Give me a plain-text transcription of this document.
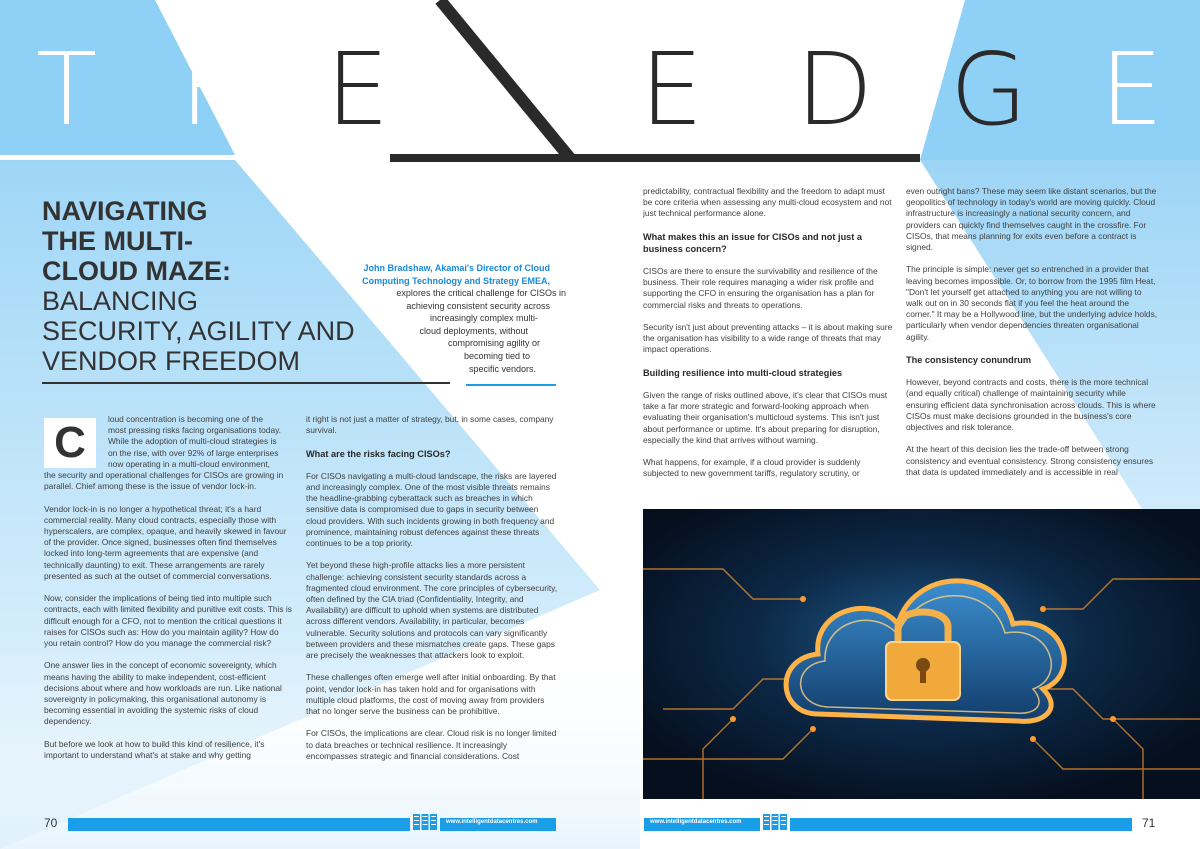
T H E	E D G E
NAVIGATING
THE MULTI-
CLOUD MAZE:
BALANCING
SECURITY, AGILITY AND
VENDOR FREEDOM
John Bradshaw, Akamai's Director of Cloud
Computing Technology and Strategy EMEA,
explores the critical challenge for CISOs in
achieving consistent security across
increasingly complex multi-
cloud deployments, without
compromising agility or
becoming tied to
specific vendors.
C	loud concentration is becoming one of the
most pressing risks facing organisations today.
While the adoption of multi-cloud strategies is
on the rise, with over 92% of large enterprises
now operating in a multi-cloud environment,

the security and operational challenges for CISOs are growing in parallel. Chief among these is the issue of vendor lock-in.

Vendor lock-in is no longer a hypothetical threat; it's a hard commercial reality. Many cloud contracts, especially those with hyperscalers, are complex, opaque, and heavily skewed in favour of the provider. Once signed, businesses often find themselves locked into long-term agreements that are expensive (and technically daunting) to exit. These arrangements are rarely presented as such at the outset of commercial conversations.

Now, consider the implications of being tied into multiple such contracts, each with limited flexibility and punitive exit costs. This is difficult enough for a CFO, not to mention the critical questions it raises for CISOs such as: How do you maintain agility? How do you retain control? How do you manage the commercial risk?

One answer lies in the concept of economic sovereignty, which means having the ability to make independent, cost-efficient decisions about where and how workloads are run. Like national sovereignty in policymaking, this organisational autonomy is becoming essential in avoiding the systemic risks of cloud dependency.

But before we look at how to build this kind of resilience, it's important to understand what's at stake and why getting

it right is not just a matter of strategy, but, in some cases, company survival.

What are the risks facing CISOs?

For CISOs navigating a multi-cloud landscape, the risks are layered and increasingly complex. One of the most visible threats remains the headline-grabbing cyberattack such as breaches in which sensitive data is compromised due to gaps in security between cloud providers. With such incidents growing in both frequency and prominence, maintaining robust defences against these threats continues to be a top priority.

Yet beyond these high-profile attacks lies a more persistent challenge: achieving consistent security standards across a fragmented cloud environment. The core principles of cybersecurity, often defined by the CIA triad (Confidentiality, Integrity, and Availability) are difficult to uphold when systems are distributed across different vendors. Availability, in particular, becomes vulnerable. Security solutions and protocols can vary significantly between providers and these mismatches create gaps. These gaps are precisely the weaknesses that attackers look to exploit.

These challenges often emerge well after initial onboarding. By that point, vendor lock-in has taken hold and for organisations with multiple cloud platforms, the cost of moving away from providers that no longer serve the business can be prohibitive.

For CISOs, the implications are clear. Cloud risk is no longer limited to data breaches or technical resilience. It increasingly encompasses strategic and financial considerations. Cost

predictability, contractual flexibility and the freedom to adapt must be core criteria when assessing any multi-cloud ecosystem and not just technical performance alone.

What makes this an issue for CISOs and not just a business concern?

CISOs are there to ensure the survivability and resilience of the business. Their role requires managing a wider risk profile and supporting the CFO in ensuring the organisation has a plan for commercial risks and threats to operations.

Security isn't just about preventing attacks – it is about making sure the organisation has visibility to a wide range of threats that may impact operations.

Building resilience into multi-cloud strategies

Given the range of risks outlined above, it's clear that CISOs must take a far more strategic and forward-looking approach when evaluating their organisation's multicloud systems. This isn't just about performance or uptime. It's about preparing for disruption, especially the kind that arrives without warning.

What happens, for example, if a cloud provider is suddenly subjected to new government tariffs, regulatory scrutiny, or

even outright bans? These may seem like distant scenarios, but the geopolitics of technology in today's world are moving quickly. Cloud infrastructure is increasingly a national security concern, and providers can quickly find themselves caught in the crossfire. For CISOs, that means planning for exits even before a contract is signed.

The principle is simple: never get so entrenched in a provider that leaving becomes impossible. Or, to borrow from the 1995 film Heat, "Don't let yourself get attached to anything you are not willing to walk out on in 30 seconds flat if you feel the heat around the corner." It may be a Hollywood line, but the underlying advice holds, particularly when vendor dependencies threaten organisational agility.

The consistency conundrum

However, beyond contracts and costs, there is the more technical (and equally critical) challenge of maintaining security while ensuring efficient data synchronisation across clouds. This is where CISOs must make decisions grounded in the business's core objectives and risk tolerance.

At the heart of this decision lies the trade-off between strong consistency and eventual consistency. Strong consistency ensures that data is updated immediately and is accessible in real

70	www.intelligentdatacentres.com	www.intelligentdatacentres.com	71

───

• _PROBLEM TO SOLVE_: Omitting all images, print the listing exactly.

• _TASK RESPONSE_:
Give me a plain-text transcription of this document.
T H E	E D G E
NAVIGATING
THE MULTI-
CLOUD MAZE:
BALANCING
SECURITY, AGILITY AND
VENDOR FREEDOM
John Bradshaw, Akamai's Director of Cloud
Computing Technology and Strategy EMEA,
explores the critical challenge for CISOs in
achieving consistent security across
increasingly complex multi-
cloud deployments, without
compromising agility or
becoming tied to
specific vendors.
C	loud concentration is becoming one of the
most pressing risks facing organisations today.
While the adoption of multi-cloud strategies is
on the rise, with over 92% of large enterprises
now operating in a multi-cloud environment,

the security and operational challenges for CISOs are growing in parallel. Chief among these is the issue of vendor lock-in.

Vendor lock-in is no longer a hypothetical threat; it's a hard commercial reality. Many cloud contracts, especially those with hyperscalers, are complex, opaque, and heavily skewed in favour of the provider. Once signed, businesses often find themselves locked into long-term agreements that are expensive (and technically daunting) to exit. These arrangements are rarely presented as such at the outset of commercial conversations.

Now, consider the implications of being tied into multiple such contracts, each with limited flexibility and punitive exit costs. This is difficult enough for a CFO, not to mention the critical questions it raises for CISOs such as: How do you maintain agility? How do you retain control? How do you manage the commercial risk?

One answer lies in the concept of economic sovereignty, which means having the ability to make independent, cost-efficient decisions about where and how workloads are run. Like national sovereignty in policymaking, this organisational autonomy is becoming essential in avoiding the systemic risks of cloud dependency.

But before we look at how to build this kind of resilience, it's important to understand what's at stake and why getting

it right is not just a matter of strategy, but, in some cases, company survival.

What are the risks facing CISOs?

For CISOs navigating a multi-cloud landscape, the risks are layered and increasingly complex. One of the most visible threats remains the headline-grabbing cyberattack such as breaches in which sensitive data is compromised due to gaps in security between cloud providers. With such incidents growing in both frequency and prominence, maintaining robust defences against these threats continues to be a top priority.

Yet beyond these high-profile attacks lies a more persistent challenge: achieving consistent security standards across a fragmented cloud environment. The core principles of cybersecurity, often defined by the CIA triad (Confidentiality, Integrity, and Availability) are difficult to uphold when systems are distributed across different vendors. Availability, in particular, becomes vulnerable. Security solutions and protocols can vary significantly between providers and these mismatches create gaps. These gaps are precisely the weaknesses that attackers look to exploit.

These challenges often emerge well after initial onboarding. By that point, vendor lock-in has taken hold and for organisations with multiple cloud platforms, the cost of moving away from providers that no longer serve the business can be prohibitive.

For CISOs, the implications are clear. Cloud risk is no longer limited to data breaches or technical resilience. It increasingly encompasses strategic and financial considerations. Cost

predictability, contractual flexibility and the freedom to adapt must be core criteria when assessing any multi-cloud ecosystem and not just technical performance alone.

What makes this an issue for CISOs and not just a business concern?

CISOs are there to ensure the survivability and resilience of the business. Their role requires managing a wider risk profile and supporting the CFO in ensuring the organisation has a plan for commercial risks and threats to operations.

Security isn't just about preventing attacks – it is about making sure the organisation has visibility to a wide range of threats that may impact operations.

Building resilience into multi-cloud strategies

Given the range of risks outlined above, it's clear that CISOs must take a far more strategic and forward-looking approach when evaluating their organisation's multicloud systems. This isn't just about performance or uptime. It's about preparing for disruption, especially the kind that arrives without warning.

What happens, for example, if a cloud provider is suddenly subjected to new government tariffs, regulatory scrutiny, or

even outright bans? These may seem like distant scenarios, but the geopolitics of technology in today's world are moving quickly. Cloud infrastructure is increasingly a national security concern, and providers can quickly find themselves caught in the crossfire. For CISOs, that means planning for exits even before a contract is signed.

The principle is simple: never get so entrenched in a provider that leaving becomes impossible. Or, to borrow from the 1995 film Heat, "Don't let yourself get attached to anything you are not willing to walk out on in 30 seconds flat if you feel the heat around the corner." It may be a Hollywood line, but the underlying advice holds, particularly when vendor dependencies threaten organisational agility.

The consistency conundrum

However, beyond contracts and costs, there is the more technical (and equally critical) challenge of maintaining security while ensuring efficient data synchronisation across clouds. This is where CISOs must make decisions grounded in the business's core objectives and risk tolerance.

At the heart of this decision lies the trade-off between strong consistency and eventual consistency. Strong consistency ensures that data is updated immediately and is accessible in real

70	www.intelligentdatacentres.com	www.intelligentdatacentres.com	71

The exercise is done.